#### Your objective
Find the lines holding the string "subtitle" in the data, then copy all of them.
[BEGIN]
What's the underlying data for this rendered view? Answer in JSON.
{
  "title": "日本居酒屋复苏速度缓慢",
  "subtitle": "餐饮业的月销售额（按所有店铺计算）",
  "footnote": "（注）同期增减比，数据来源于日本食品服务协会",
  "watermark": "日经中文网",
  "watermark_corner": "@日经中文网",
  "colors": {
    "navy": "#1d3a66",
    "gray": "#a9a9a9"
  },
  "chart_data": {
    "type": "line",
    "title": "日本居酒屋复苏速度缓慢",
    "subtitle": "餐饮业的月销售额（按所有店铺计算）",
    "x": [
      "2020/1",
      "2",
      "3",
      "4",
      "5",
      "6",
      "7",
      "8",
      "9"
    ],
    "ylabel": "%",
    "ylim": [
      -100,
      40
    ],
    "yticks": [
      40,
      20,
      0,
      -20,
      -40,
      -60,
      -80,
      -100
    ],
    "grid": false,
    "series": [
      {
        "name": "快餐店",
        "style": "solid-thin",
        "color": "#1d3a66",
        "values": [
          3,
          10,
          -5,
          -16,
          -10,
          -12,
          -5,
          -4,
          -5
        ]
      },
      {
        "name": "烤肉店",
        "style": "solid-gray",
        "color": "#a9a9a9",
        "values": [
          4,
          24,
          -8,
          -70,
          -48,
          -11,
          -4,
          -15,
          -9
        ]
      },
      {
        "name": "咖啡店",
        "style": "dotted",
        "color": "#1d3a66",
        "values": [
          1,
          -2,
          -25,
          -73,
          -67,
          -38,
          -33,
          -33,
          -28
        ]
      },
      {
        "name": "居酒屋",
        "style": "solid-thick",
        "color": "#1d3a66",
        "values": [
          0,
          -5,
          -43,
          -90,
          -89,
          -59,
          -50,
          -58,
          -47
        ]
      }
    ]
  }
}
[END]
#### Worked answer
  "subtitle": "餐饮业的月销售额（按所有店铺计算）",
    "subtitle": "餐饮业的月销售额（按所有店铺计算）",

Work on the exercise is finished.